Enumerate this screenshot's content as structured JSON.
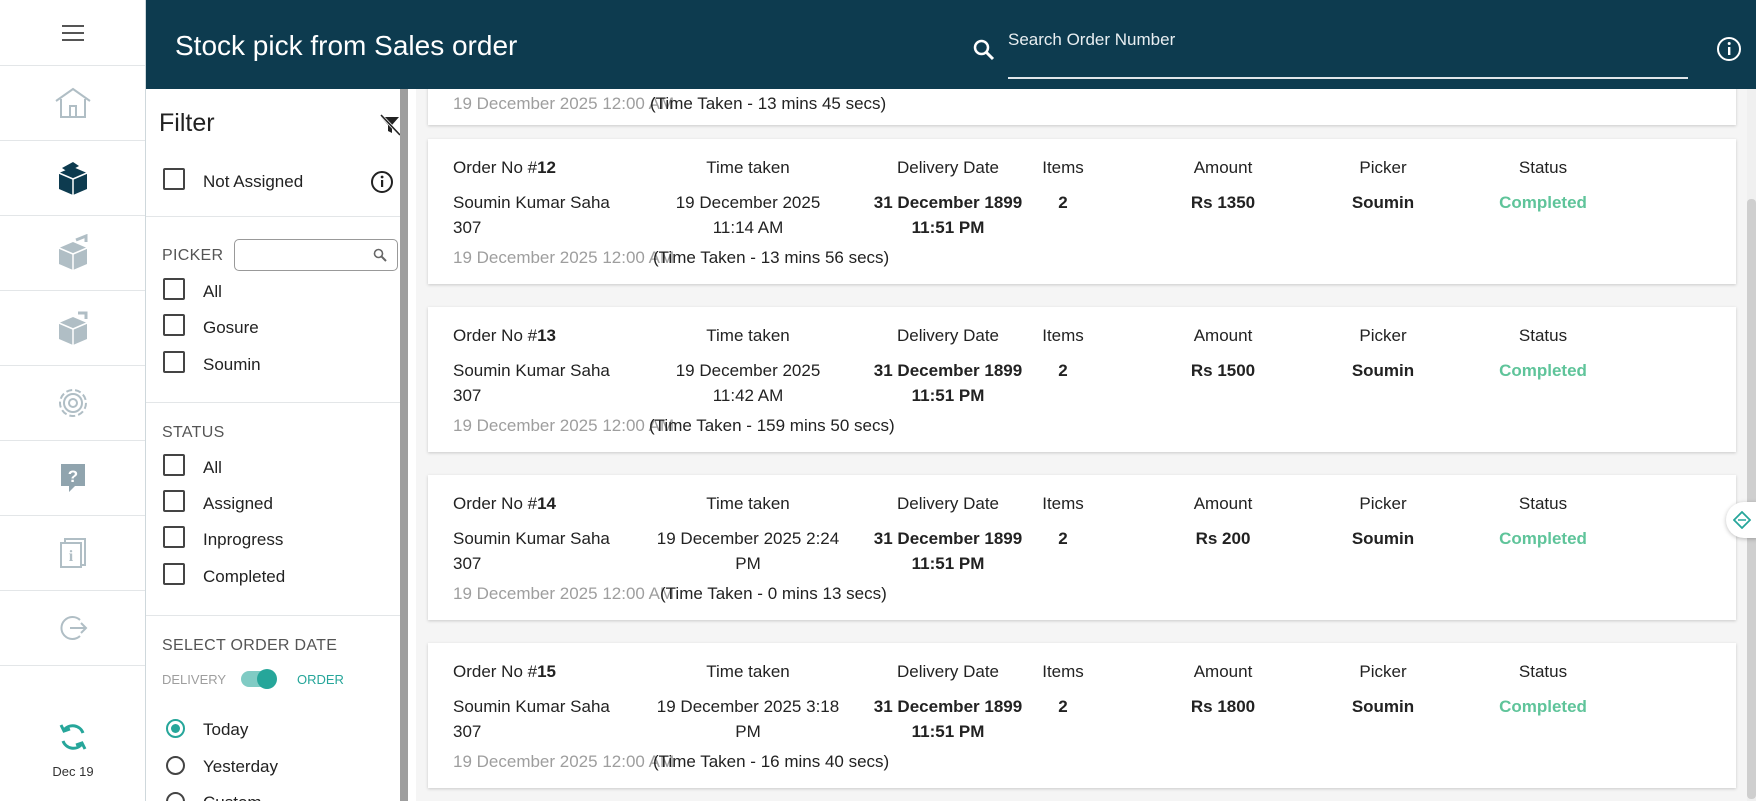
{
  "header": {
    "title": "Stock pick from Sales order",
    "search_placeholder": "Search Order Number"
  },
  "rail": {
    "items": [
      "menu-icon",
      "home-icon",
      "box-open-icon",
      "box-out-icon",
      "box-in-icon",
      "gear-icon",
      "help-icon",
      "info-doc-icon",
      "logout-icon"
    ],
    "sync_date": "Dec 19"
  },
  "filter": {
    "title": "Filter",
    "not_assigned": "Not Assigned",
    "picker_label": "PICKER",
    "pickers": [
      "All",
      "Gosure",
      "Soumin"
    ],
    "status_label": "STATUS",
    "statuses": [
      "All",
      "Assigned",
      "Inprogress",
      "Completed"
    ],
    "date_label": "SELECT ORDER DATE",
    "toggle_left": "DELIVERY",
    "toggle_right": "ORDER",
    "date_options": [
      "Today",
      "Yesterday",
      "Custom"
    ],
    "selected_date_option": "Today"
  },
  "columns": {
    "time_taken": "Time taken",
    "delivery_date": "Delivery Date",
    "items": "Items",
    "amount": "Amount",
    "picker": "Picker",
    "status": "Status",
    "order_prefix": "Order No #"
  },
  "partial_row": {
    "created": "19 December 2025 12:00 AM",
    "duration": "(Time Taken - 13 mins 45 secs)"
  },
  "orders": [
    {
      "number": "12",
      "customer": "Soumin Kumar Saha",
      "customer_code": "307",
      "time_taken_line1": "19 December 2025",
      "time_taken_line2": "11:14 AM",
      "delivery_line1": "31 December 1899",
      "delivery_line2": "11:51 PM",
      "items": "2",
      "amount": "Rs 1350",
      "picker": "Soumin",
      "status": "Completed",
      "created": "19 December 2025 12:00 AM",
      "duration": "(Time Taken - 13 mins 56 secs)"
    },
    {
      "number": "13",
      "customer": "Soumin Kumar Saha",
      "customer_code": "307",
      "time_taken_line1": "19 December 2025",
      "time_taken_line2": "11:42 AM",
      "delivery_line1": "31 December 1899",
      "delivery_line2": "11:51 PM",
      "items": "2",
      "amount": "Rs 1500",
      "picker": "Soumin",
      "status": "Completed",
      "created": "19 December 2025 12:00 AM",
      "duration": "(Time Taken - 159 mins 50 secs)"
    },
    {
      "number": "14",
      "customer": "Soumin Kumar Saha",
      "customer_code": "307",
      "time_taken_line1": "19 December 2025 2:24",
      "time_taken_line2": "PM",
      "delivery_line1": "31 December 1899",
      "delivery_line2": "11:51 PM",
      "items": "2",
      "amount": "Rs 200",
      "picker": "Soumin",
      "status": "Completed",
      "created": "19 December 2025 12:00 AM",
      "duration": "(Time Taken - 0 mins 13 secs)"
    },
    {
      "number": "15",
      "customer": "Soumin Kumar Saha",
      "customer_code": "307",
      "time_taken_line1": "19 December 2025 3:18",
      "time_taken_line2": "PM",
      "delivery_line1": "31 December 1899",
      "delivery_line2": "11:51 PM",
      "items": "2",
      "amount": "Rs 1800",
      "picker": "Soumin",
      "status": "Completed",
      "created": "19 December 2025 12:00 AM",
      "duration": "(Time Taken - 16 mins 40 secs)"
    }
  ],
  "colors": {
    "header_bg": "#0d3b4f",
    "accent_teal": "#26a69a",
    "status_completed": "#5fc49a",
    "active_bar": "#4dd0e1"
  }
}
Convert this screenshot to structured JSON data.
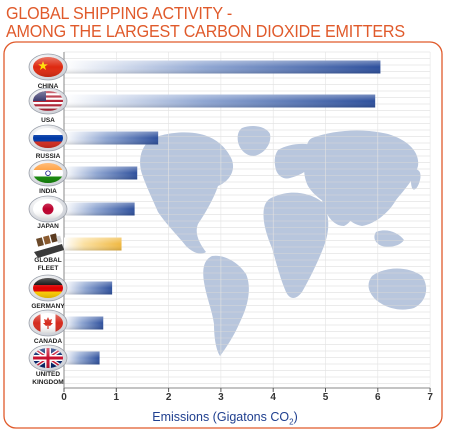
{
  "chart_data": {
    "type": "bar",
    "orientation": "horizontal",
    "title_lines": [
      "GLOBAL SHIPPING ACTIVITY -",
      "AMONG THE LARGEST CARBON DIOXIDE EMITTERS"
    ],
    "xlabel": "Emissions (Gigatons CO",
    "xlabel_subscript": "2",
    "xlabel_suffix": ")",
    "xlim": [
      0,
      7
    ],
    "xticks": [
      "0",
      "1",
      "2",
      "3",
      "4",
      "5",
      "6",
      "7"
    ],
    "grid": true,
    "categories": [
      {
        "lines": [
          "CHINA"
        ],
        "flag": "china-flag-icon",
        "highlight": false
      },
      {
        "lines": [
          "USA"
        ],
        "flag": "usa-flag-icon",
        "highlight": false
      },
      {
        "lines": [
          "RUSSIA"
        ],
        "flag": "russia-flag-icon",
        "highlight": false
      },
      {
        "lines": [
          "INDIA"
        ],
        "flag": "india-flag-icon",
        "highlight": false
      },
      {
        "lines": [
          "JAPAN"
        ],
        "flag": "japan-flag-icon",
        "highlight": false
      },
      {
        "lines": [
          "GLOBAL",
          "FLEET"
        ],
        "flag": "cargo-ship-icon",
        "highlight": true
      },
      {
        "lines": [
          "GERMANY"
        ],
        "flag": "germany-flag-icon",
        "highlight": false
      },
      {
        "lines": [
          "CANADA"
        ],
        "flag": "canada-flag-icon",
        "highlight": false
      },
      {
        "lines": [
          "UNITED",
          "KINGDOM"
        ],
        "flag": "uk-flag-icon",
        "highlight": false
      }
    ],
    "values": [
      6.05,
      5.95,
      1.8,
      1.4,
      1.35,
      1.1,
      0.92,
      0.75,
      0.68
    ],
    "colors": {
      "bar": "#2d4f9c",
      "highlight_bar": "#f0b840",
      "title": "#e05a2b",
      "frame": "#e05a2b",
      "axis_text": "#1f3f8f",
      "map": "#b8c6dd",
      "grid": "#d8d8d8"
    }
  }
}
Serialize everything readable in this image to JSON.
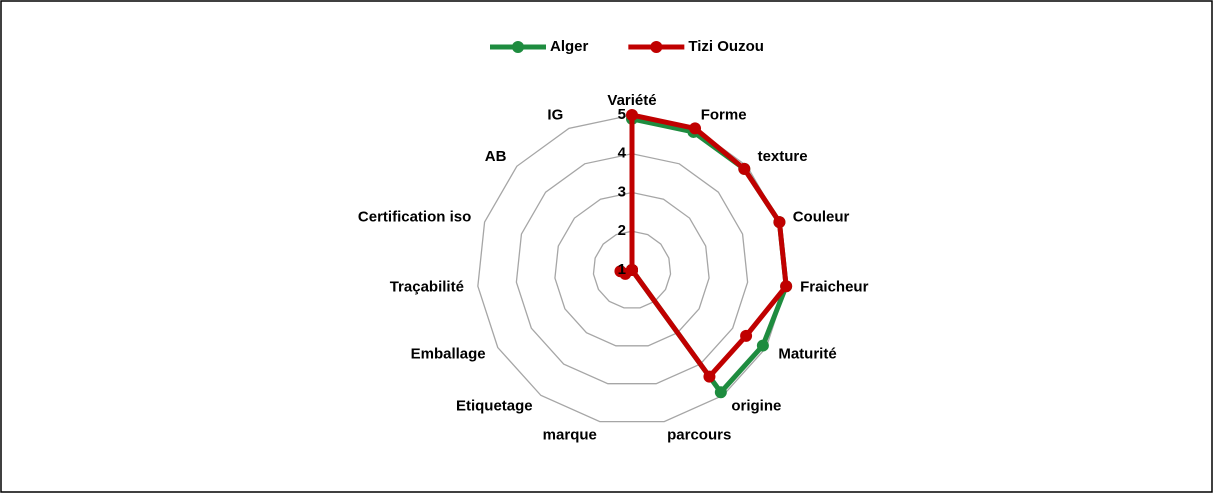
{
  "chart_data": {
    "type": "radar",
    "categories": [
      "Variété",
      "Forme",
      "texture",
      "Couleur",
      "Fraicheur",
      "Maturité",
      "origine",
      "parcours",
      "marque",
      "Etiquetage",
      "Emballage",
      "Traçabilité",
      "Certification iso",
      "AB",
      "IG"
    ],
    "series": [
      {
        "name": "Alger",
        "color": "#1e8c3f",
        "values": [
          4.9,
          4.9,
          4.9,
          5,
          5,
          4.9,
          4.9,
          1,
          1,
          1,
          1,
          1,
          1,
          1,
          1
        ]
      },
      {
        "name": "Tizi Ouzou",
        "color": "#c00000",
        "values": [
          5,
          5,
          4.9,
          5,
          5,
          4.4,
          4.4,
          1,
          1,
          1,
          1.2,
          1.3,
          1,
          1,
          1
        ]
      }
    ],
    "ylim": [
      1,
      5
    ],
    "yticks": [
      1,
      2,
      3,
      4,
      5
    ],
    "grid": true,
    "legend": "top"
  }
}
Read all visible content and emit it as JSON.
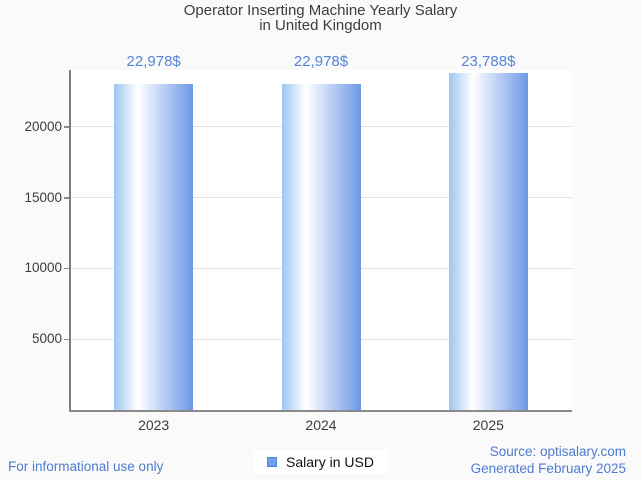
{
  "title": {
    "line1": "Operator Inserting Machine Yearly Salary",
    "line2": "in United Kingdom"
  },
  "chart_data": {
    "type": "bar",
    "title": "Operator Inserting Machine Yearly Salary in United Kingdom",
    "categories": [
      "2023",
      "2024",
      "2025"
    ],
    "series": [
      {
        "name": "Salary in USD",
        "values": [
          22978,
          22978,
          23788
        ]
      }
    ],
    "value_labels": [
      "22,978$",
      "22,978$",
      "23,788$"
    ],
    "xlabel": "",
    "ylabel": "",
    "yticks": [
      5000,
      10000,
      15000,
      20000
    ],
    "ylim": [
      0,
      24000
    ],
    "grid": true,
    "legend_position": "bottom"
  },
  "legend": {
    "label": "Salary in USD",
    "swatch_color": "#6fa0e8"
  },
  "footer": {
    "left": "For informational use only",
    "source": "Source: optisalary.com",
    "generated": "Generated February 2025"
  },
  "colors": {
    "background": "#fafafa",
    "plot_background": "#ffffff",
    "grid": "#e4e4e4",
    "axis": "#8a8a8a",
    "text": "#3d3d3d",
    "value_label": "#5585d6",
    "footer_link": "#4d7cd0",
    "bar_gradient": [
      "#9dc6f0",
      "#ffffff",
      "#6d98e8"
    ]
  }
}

_ _ _

Exclude the images and reproduce the remaining data exactly.

▶ **EXPECTED ANSWER**
Enumerate this screenshot's content as structured JSON.
{
  "header": {
    "title": "Stock pick from Sales order",
    "search_placeholder": "Search Order Number"
  },
  "rail": {
    "items": [
      "menu-icon",
      "home-icon",
      "box-open-icon",
      "box-out-icon",
      "box-in-icon",
      "gear-icon",
      "help-icon",
      "info-doc-icon",
      "logout-icon"
    ],
    "sync_date": "Dec 19"
  },
  "filter": {
    "title": "Filter",
    "not_assigned": "Not Assigned",
    "picker_label": "PICKER",
    "pickers": [
      "All",
      "Gosure",
      "Soumin"
    ],
    "status_label": "STATUS",
    "statuses": [
      "All",
      "Assigned",
      "Inprogress",
      "Completed"
    ],
    "date_label": "SELECT ORDER DATE",
    "toggle_left": "DELIVERY",
    "toggle_right": "ORDER",
    "date_options": [
      "Today",
      "Yesterday",
      "Custom"
    ],
    "selected_date_option": "Today"
  },
  "columns": {
    "time_taken": "Time taken",
    "delivery_date": "Delivery Date",
    "items": "Items",
    "amount": "Amount",
    "picker": "Picker",
    "status": "Status",
    "order_prefix": "Order No #"
  },
  "partial_row": {
    "created": "19 December 2025 12:00 AM",
    "duration": "(Time Taken - 13 mins 45 secs)"
  },
  "orders": [
    {
      "number": "12",
      "customer": "Soumin Kumar Saha",
      "customer_code": "307",
      "time_taken_line1": "19 December 2025",
      "time_taken_line2": "11:14 AM",
      "delivery_line1": "31 December 1899",
      "delivery_line2": "11:51 PM",
      "items": "2",
      "amount": "Rs 1350",
      "picker": "Soumin",
      "status": "Completed",
      "created": "19 December 2025 12:00 AM",
      "duration": "(Time Taken - 13 mins 56 secs)"
    },
    {
      "number": "13",
      "customer": "Soumin Kumar Saha",
      "customer_code": "307",
      "time_taken_line1": "19 December 2025",
      "time_taken_line2": "11:42 AM",
      "delivery_line1": "31 December 1899",
      "delivery_line2": "11:51 PM",
      "items": "2",
      "amount": "Rs 1500",
      "picker": "Soumin",
      "status": "Completed",
      "created": "19 December 2025 12:00 AM",
      "duration": "(Time Taken - 159 mins 50 secs)"
    },
    {
      "number": "14",
      "customer": "Soumin Kumar Saha",
      "customer_code": "307",
      "time_taken_line1": "19 December 2025 2:24",
      "time_taken_line2": "PM",
      "delivery_line1": "31 December 1899",
      "delivery_line2": "11:51 PM",
      "items": "2",
      "amount": "Rs 200",
      "picker": "Soumin",
      "status": "Completed",
      "created": "19 December 2025 12:00 AM",
      "duration": "(Time Taken - 0 mins 13 secs)"
    },
    {
      "number": "15",
      "customer": "Soumin Kumar Saha",
      "customer_code": "307",
      "time_taken_line1": "19 December 2025 3:18",
      "time_taken_line2": "PM",
      "delivery_line1": "31 December 1899",
      "delivery_line2": "11:51 PM",
      "items": "2",
      "amount": "Rs 1800",
      "picker": "Soumin",
      "status": "Completed",
      "created": "19 December 2025 12:00 AM",
      "duration": "(Time Taken - 16 mins 40 secs)"
    }
  ],
  "colors": {
    "header_bg": "#0d3b4f",
    "accent_teal": "#26a69a",
    "status_completed": "#5fc49a",
    "active_bar": "#4dd0e1"
  }
}
Convert this screenshot to structured JSON data.
{
  "chart_data": {
    "type": "bar",
    "orientation": "horizontal",
    "title_lines": [
      "GLOBAL SHIPPING ACTIVITY -",
      "AMONG THE LARGEST CARBON DIOXIDE EMITTERS"
    ],
    "xlabel": "Emissions (Gigatons CO",
    "xlabel_subscript": "2",
    "xlabel_suffix": ")",
    "xlim": [
      0,
      7
    ],
    "xticks": [
      "0",
      "1",
      "2",
      "3",
      "4",
      "5",
      "6",
      "7"
    ],
    "grid": true,
    "categories": [
      {
        "lines": [
          "CHINA"
        ],
        "flag": "china-flag-icon",
        "highlight": false
      },
      {
        "lines": [
          "USA"
        ],
        "flag": "usa-flag-icon",
        "highlight": false
      },
      {
        "lines": [
          "RUSSIA"
        ],
        "flag": "russia-flag-icon",
        "highlight": false
      },
      {
        "lines": [
          "INDIA"
        ],
        "flag": "india-flag-icon",
        "highlight": false
      },
      {
        "lines": [
          "JAPAN"
        ],
        "flag": "japan-flag-icon",
        "highlight": false
      },
      {
        "lines": [
          "GLOBAL",
          "FLEET"
        ],
        "flag": "cargo-ship-icon",
        "highlight": true
      },
      {
        "lines": [
          "GERMANY"
        ],
        "flag": "germany-flag-icon",
        "highlight": false
      },
      {
        "lines": [
          "CANADA"
        ],
        "flag": "canada-flag-icon",
        "highlight": false
      },
      {
        "lines": [
          "UNITED",
          "KINGDOM"
        ],
        "flag": "uk-flag-icon",
        "highlight": false
      }
    ],
    "values": [
      6.05,
      5.95,
      1.8,
      1.4,
      1.35,
      1.1,
      0.92,
      0.75,
      0.68
    ],
    "colors": {
      "bar": "#2d4f9c",
      "highlight_bar": "#f0b840",
      "title": "#e05a2b",
      "frame": "#e05a2b",
      "axis_text": "#1f3f8f",
      "map": "#b8c6dd",
      "grid": "#d8d8d8"
    }
  }
}
Serialize everything readable in this image to JSON.
{
  "chart_data": {
    "type": "radar",
    "categories": [
      "Variété",
      "Forme",
      "texture",
      "Couleur",
      "Fraicheur",
      "Maturité",
      "origine",
      "parcours",
      "marque",
      "Etiquetage",
      "Emballage",
      "Traçabilité",
      "Certification iso",
      "AB",
      "IG"
    ],
    "series": [
      {
        "name": "Alger",
        "color": "#1e8c3f",
        "values": [
          4.9,
          4.9,
          4.9,
          5,
          5,
          4.9,
          4.9,
          1,
          1,
          1,
          1,
          1,
          1,
          1,
          1
        ]
      },
      {
        "name": "Tizi Ouzou",
        "color": "#c00000",
        "values": [
          5,
          5,
          4.9,
          5,
          5,
          4.4,
          4.4,
          1,
          1,
          1,
          1.2,
          1.3,
          1,
          1,
          1
        ]
      }
    ],
    "ylim": [
      1,
      5
    ],
    "yticks": [
      1,
      2,
      3,
      4,
      5
    ],
    "grid": true,
    "legend": "top"
  }
}
Read all visible content and emit it as JSON.
{
  "title": {
    "line1": "Operator Inserting Machine Yearly Salary",
    "line2": "in United Kingdom"
  },
  "chart_data": {
    "type": "bar",
    "title": "Operator Inserting Machine Yearly Salary in United Kingdom",
    "categories": [
      "2023",
      "2024",
      "2025"
    ],
    "series": [
      {
        "name": "Salary in USD",
        "values": [
          22978,
          22978,
          23788
        ]
      }
    ],
    "value_labels": [
      "22,978$",
      "22,978$",
      "23,788$"
    ],
    "xlabel": "",
    "ylabel": "",
    "yticks": [
      5000,
      10000,
      15000,
      20000
    ],
    "ylim": [
      0,
      24000
    ],
    "grid": true,
    "legend_position": "bottom"
  },
  "legend": {
    "label": "Salary in USD",
    "swatch_color": "#6fa0e8"
  },
  "footer": {
    "left": "For informational use only",
    "source": "Source: optisalary.com",
    "generated": "Generated February 2025"
  },
  "colors": {
    "background": "#fafafa",
    "plot_background": "#ffffff",
    "grid": "#e4e4e4",
    "axis": "#8a8a8a",
    "text": "#3d3d3d",
    "value_label": "#5585d6",
    "footer_link": "#4d7cd0",
    "bar_gradient": [
      "#9dc6f0",
      "#ffffff",
      "#6d98e8"
    ]
  }
}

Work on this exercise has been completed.